#### RECORDS FOR THE TASK ####

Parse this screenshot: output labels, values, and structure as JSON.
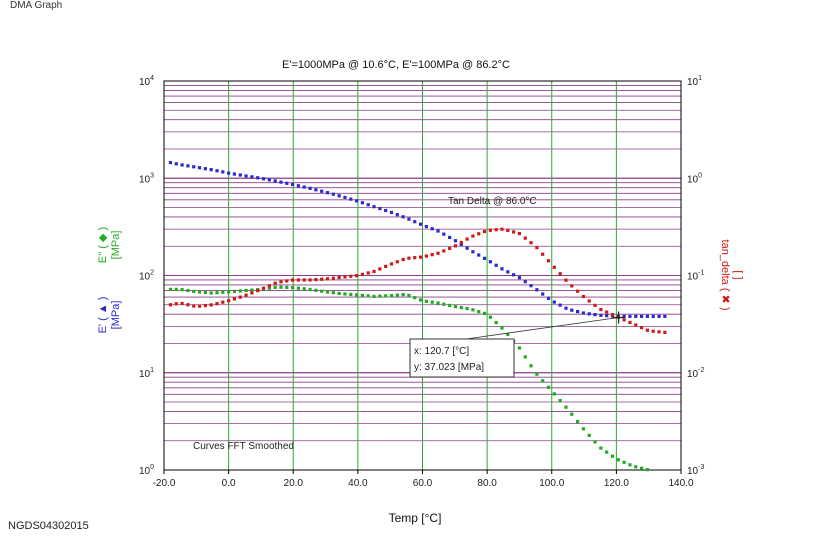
{
  "page": {
    "header": "DMA Graph",
    "footer": "NGDS04302015"
  },
  "colors": {
    "storage_modulus": "#2a2ad0",
    "loss_modulus": "#22aa22",
    "tan_delta": "#d01818",
    "minor_grid": "#8a3f8a",
    "vertical_grid": "#2eaa2e",
    "axis": "#000000",
    "background": "#ffffff"
  },
  "chart_data": {
    "type": "scatter",
    "title": "E'=1000MPa @ 10.6°C, E'=100MPa @ 86.2°C",
    "xlabel": "Temp [°C]",
    "xlim": [
      -20,
      140
    ],
    "x_ticks": [
      "-20.0",
      "0.0",
      "20.0",
      "40.0",
      "60.0",
      "80.0",
      "100.0",
      "120.0",
      "140.0"
    ],
    "y_left": {
      "scale": "log",
      "lim": [
        1,
        10000
      ],
      "tick_bases": [
        "10",
        "10",
        "10",
        "10",
        "10"
      ],
      "tick_exps": [
        "0",
        "1",
        "2",
        "3",
        "4"
      ],
      "label_upper": {
        "text": "E\" ( ◆ )",
        "unit": "[MPa]"
      },
      "label_lower": {
        "text": "E' ( ▲ )",
        "unit": "[MPa]"
      }
    },
    "y_right": {
      "scale": "log",
      "lim": [
        0.001,
        10
      ],
      "tick_bases": [
        "10",
        "10",
        "10",
        "10",
        "10"
      ],
      "tick_exps": [
        "-3",
        "-2",
        "-1",
        "0",
        "1"
      ],
      "label": {
        "text": "tan_delta ( ✖ )",
        "unit": "[ ]"
      }
    },
    "grid": {
      "minor_horizontal": true,
      "vertical": true
    },
    "series": [
      {
        "key": "storage_modulus",
        "axis": "left",
        "x": [
          -18,
          -15,
          -10,
          -5,
          0,
          5,
          10,
          15,
          20,
          25,
          30,
          35,
          40,
          45,
          50,
          55,
          60,
          65,
          70,
          75,
          80,
          85,
          90,
          95,
          100,
          105,
          110,
          115,
          120,
          125,
          130,
          135
        ],
        "y": [
          1450,
          1380,
          1300,
          1220,
          1130,
          1060,
          1000,
          930,
          860,
          790,
          720,
          650,
          580,
          510,
          450,
          390,
          330,
          285,
          230,
          180,
          145,
          115,
          95,
          73,
          55,
          45,
          41,
          39,
          38,
          38,
          38,
          38
        ]
      },
      {
        "key": "loss_modulus",
        "axis": "left",
        "x": [
          -18,
          -15,
          -10,
          -5,
          0,
          5,
          10,
          15,
          20,
          25,
          30,
          35,
          40,
          45,
          50,
          55,
          60,
          65,
          70,
          75,
          80,
          85,
          90,
          95,
          100,
          105,
          110,
          115,
          120,
          125,
          130,
          133
        ],
        "y": [
          72,
          72,
          68,
          66,
          68,
          70,
          72,
          76,
          75,
          72,
          68,
          65,
          63,
          61,
          62,
          64,
          55,
          52,
          48,
          45,
          40,
          28,
          18,
          10,
          6.5,
          4.2,
          2.6,
          1.7,
          1.3,
          1.1,
          1.0,
          0.95
        ]
      },
      {
        "key": "tan_delta",
        "axis": "right",
        "x": [
          -18,
          -15,
          -10,
          -5,
          0,
          5,
          10,
          15,
          20,
          25,
          30,
          35,
          40,
          45,
          50,
          55,
          60,
          65,
          70,
          75,
          80,
          85,
          90,
          95,
          100,
          105,
          110,
          115,
          120,
          125,
          130,
          135
        ],
        "y": [
          0.05,
          0.052,
          0.048,
          0.05,
          0.055,
          0.062,
          0.072,
          0.085,
          0.09,
          0.09,
          0.092,
          0.096,
          0.1,
          0.11,
          0.13,
          0.15,
          0.155,
          0.17,
          0.2,
          0.25,
          0.29,
          0.3,
          0.27,
          0.2,
          0.13,
          0.085,
          0.06,
          0.045,
          0.038,
          0.032,
          0.027,
          0.026
        ]
      }
    ],
    "annotations": {
      "peak_label": "Tan Delta @ 86.0°C",
      "smoothing_note": "Curves FFT Smoothed",
      "cursor": {
        "x": 120.7,
        "y": 37.023,
        "line1": "x: 120.7 [°C]",
        "line2": "y: 37.023 [MPa]"
      }
    }
  }
}
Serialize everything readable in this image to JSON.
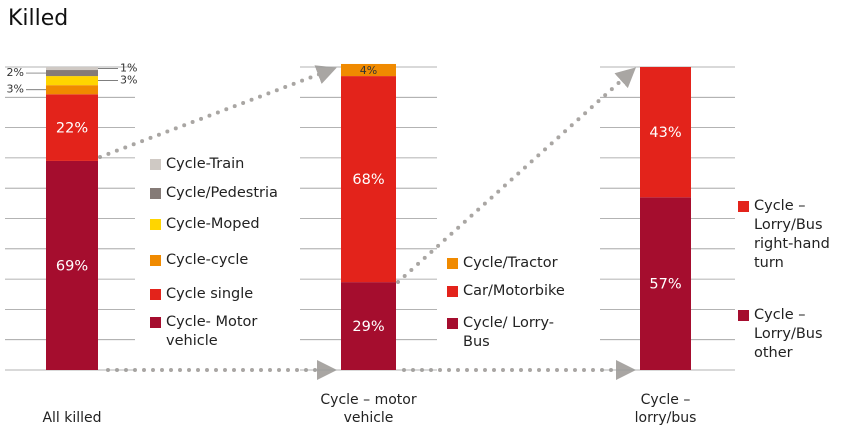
{
  "title": "Killed",
  "chart_data": [
    {
      "type": "bar",
      "stacked": true,
      "category": "All killed",
      "ylim": [
        0,
        100
      ],
      "yticks": [
        0,
        10,
        20,
        30,
        40,
        50,
        60,
        70,
        80,
        90,
        100
      ],
      "grid": true,
      "series": [
        {
          "name": "Cycle- Motor vehicle",
          "color": "#a50d2e",
          "values": [
            69
          ],
          "value_labels": [
            "69%"
          ]
        },
        {
          "name": "Cycle single",
          "color": "#e3231b",
          "values": [
            22
          ],
          "value_labels": [
            "22%"
          ]
        },
        {
          "name": "Cycle-cycle",
          "color": "#f08a00",
          "values": [
            3
          ],
          "value_labels": [
            "3%"
          ]
        },
        {
          "name": "Cycle-Moped",
          "color": "#ffd500",
          "values": [
            3
          ],
          "value_labels": [
            "3%"
          ]
        },
        {
          "name": "Cycle/Pedestria",
          "color": "#857b77",
          "values": [
            2
          ],
          "value_labels": [
            "2%"
          ]
        },
        {
          "name": "Cycle-Train",
          "color": "#cfc9c4",
          "values": [
            1
          ],
          "value_labels": [
            "1%"
          ]
        }
      ]
    },
    {
      "type": "bar",
      "stacked": true,
      "category": "Cycle – motor vehicle",
      "ylim": [
        0,
        100
      ],
      "yticks": [
        0,
        10,
        20,
        30,
        40,
        50,
        60,
        70,
        80,
        90,
        100
      ],
      "grid": true,
      "series": [
        {
          "name": "Cycle/ Lorry-Bus",
          "color": "#a50d2e",
          "values": [
            29
          ],
          "value_labels": [
            "29%"
          ]
        },
        {
          "name": "Car/Motorbike",
          "color": "#e3231b",
          "values": [
            68
          ],
          "value_labels": [
            "68%"
          ]
        },
        {
          "name": "Cycle/Tractor",
          "color": "#f08a00",
          "values": [
            4
          ],
          "value_labels": [
            "4%"
          ]
        }
      ]
    },
    {
      "type": "bar",
      "stacked": true,
      "category": "Cycle – lorry/bus",
      "ylim": [
        0,
        100
      ],
      "yticks": [
        0,
        10,
        20,
        30,
        40,
        50,
        60,
        70,
        80,
        90,
        100
      ],
      "grid": true,
      "series": [
        {
          "name": "Cycle – Lorry/Bus other",
          "color": "#a50d2e",
          "values": [
            57
          ],
          "value_labels": [
            "57%"
          ]
        },
        {
          "name": "Cycle – Lorry/Bus right-hand turn",
          "color": "#e3231b",
          "values": [
            43
          ],
          "value_labels": [
            "43%"
          ]
        }
      ]
    }
  ]
}
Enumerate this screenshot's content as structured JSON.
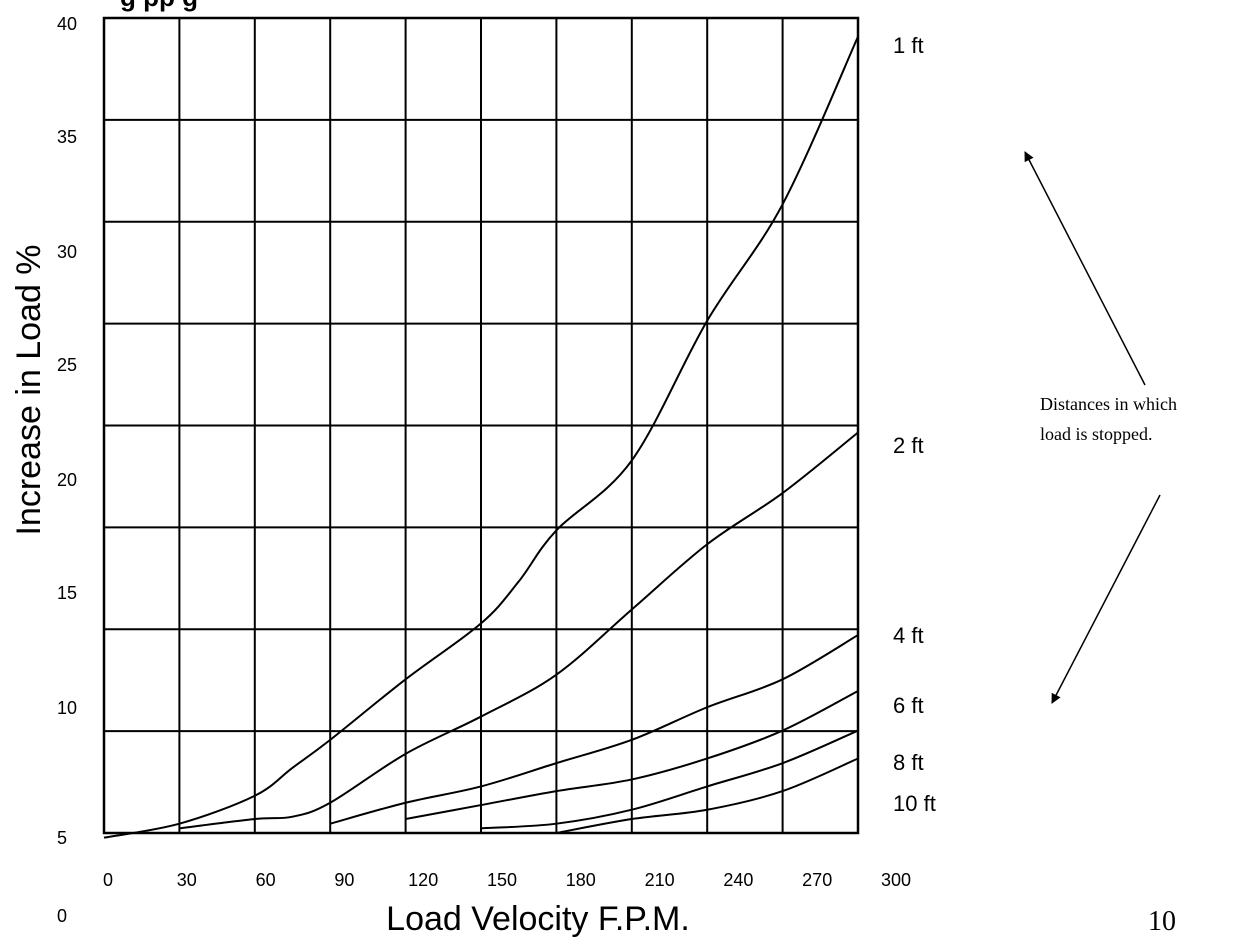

####

__AIM__
Report all lines of the material that contain the word "name".

__EXERCISE SOLUTION__
          "name": "Cycle- Motor vehicle",
          "name": "Cycle single",
          "name": "Cycle-cycle",
          "name": "Cycle-Moped",
          "name": "Cycle/Pedestria",
          "name": "Cycle-Train",
          "name": "Cycle/ Lorry-Bus",
          "name": "Car/Motorbike",
          "name": "Cycle/Tractor",
          "name": "Cycle – Lorry/Bus other",
          "name": "Cycle – Lorry/Bus right-hand turn",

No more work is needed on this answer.